Records supplied:
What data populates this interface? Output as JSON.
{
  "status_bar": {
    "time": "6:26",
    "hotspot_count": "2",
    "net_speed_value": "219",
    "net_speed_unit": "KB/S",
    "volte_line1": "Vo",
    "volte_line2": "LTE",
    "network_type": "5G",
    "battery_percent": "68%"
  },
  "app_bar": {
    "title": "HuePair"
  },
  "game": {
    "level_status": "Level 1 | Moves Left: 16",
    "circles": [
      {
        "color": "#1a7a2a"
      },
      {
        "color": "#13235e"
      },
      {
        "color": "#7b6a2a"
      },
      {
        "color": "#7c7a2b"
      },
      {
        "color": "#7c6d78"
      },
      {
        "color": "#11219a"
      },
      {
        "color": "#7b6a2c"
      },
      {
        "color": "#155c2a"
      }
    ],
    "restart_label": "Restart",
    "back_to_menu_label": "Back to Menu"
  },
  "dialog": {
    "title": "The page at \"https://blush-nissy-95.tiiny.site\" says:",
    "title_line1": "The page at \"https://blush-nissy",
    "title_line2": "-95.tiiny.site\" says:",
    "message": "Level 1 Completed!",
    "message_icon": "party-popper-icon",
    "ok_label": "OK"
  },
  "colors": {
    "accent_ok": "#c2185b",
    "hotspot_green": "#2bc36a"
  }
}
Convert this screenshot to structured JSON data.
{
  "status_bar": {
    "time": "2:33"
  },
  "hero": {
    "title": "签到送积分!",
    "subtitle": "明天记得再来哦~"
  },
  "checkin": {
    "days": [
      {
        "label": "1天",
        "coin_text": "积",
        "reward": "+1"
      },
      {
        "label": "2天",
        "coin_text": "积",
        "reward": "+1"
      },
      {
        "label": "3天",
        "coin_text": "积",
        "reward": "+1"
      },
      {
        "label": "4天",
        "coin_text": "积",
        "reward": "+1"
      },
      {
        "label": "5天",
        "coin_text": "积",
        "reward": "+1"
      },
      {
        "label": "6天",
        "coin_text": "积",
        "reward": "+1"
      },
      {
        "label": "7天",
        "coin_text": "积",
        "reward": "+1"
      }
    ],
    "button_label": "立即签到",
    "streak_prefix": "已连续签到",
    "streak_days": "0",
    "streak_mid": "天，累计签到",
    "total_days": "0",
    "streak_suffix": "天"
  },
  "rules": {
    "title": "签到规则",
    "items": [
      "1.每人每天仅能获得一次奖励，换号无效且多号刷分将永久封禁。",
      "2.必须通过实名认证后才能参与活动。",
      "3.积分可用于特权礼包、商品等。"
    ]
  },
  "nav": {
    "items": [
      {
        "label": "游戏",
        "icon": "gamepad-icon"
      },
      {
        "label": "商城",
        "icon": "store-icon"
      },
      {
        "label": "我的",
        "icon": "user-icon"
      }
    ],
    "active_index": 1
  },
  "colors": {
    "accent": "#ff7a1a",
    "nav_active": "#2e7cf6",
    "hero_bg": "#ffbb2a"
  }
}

The exercise: Make an exact copy of the data above.

Output for this exercise:
What data populates this interface? Output as JSON.
{
  "status_bar": {
    "time": "6:26",
    "hotspot_count": "2",
    "net_speed_value": "219",
    "net_speed_unit": "KB/S",
    "volte_line1": "Vo",
    "volte_line2": "LTE",
    "network_type": "5G",
    "battery_percent": "68%"
  },
  "app_bar": {
    "title": "HuePair"
  },
  "game": {
    "level_status": "Level 1 | Moves Left: 16",
    "circles": [
      {
        "color": "#1a7a2a"
      },
      {
        "color": "#13235e"
      },
      {
        "color": "#7b6a2a"
      },
      {
        "color": "#7c7a2b"
      },
      {
        "color": "#7c6d78"
      },
      {
        "color": "#11219a"
      },
      {
        "color": "#7b6a2c"
      },
      {
        "color": "#155c2a"
      }
    ],
    "restart_label": "Restart",
    "back_to_menu_label": "Back to Menu"
  },
  "dialog": {
    "title": "The page at \"https://blush-nissy-95.tiiny.site\" says:",
    "title_line1": "The page at \"https://blush-nissy",
    "title_line2": "-95.tiiny.site\" says:",
    "message": "Level 1 Completed!",
    "message_icon": "party-popper-icon",
    "ok_label": "OK"
  },
  "colors": {
    "accent_ok": "#c2185b",
    "hotspot_green": "#2bc36a"
  }
}
Convert this screenshot to structured JSON data.
{
  "status_bar": {
    "time": "2:33"
  },
  "hero": {
    "title": "签到送积分!",
    "subtitle": "明天记得再来哦~"
  },
  "checkin": {
    "days": [
      {
        "label": "1天",
        "coin_text": "积",
        "reward": "+1"
      },
      {
        "label": "2天",
        "coin_text": "积",
        "reward": "+1"
      },
      {
        "label": "3天",
        "coin_text": "积",
        "reward": "+1"
      },
      {
        "label": "4天",
        "coin_text": "积",
        "reward": "+1"
      },
      {
        "label": "5天",
        "coin_text": "积",
        "reward": "+1"
      },
      {
        "label": "6天",
        "coin_text": "积",
        "reward": "+1"
      },
      {
        "label": "7天",
        "coin_text": "积",
        "reward": "+1"
      }
    ],
    "button_label": "立即签到",
    "streak_prefix": "已连续签到",
    "streak_days": "0",
    "streak_mid": "天，累计签到",
    "total_days": "0",
    "streak_suffix": "天"
  },
  "rules": {
    "title": "签到规则",
    "items": [
      "1.每人每天仅能获得一次奖励，换号无效且多号刷分将永久封禁。",
      "2.必须通过实名认证后才能参与活动。",
      "3.积分可用于特权礼包、商品等。"
    ]
  },
  "nav": {
    "items": [
      {
        "label": "游戏",
        "icon": "gamepad-icon"
      },
      {
        "label": "商城",
        "icon": "store-icon"
      },
      {
        "label": "我的",
        "icon": "user-icon"
      }
    ],
    "active_index": 1
  },
  "colors": {
    "accent": "#ff7a1a",
    "nav_active": "#2e7cf6",
    "hero_bg": "#ffbb2a"
  }
}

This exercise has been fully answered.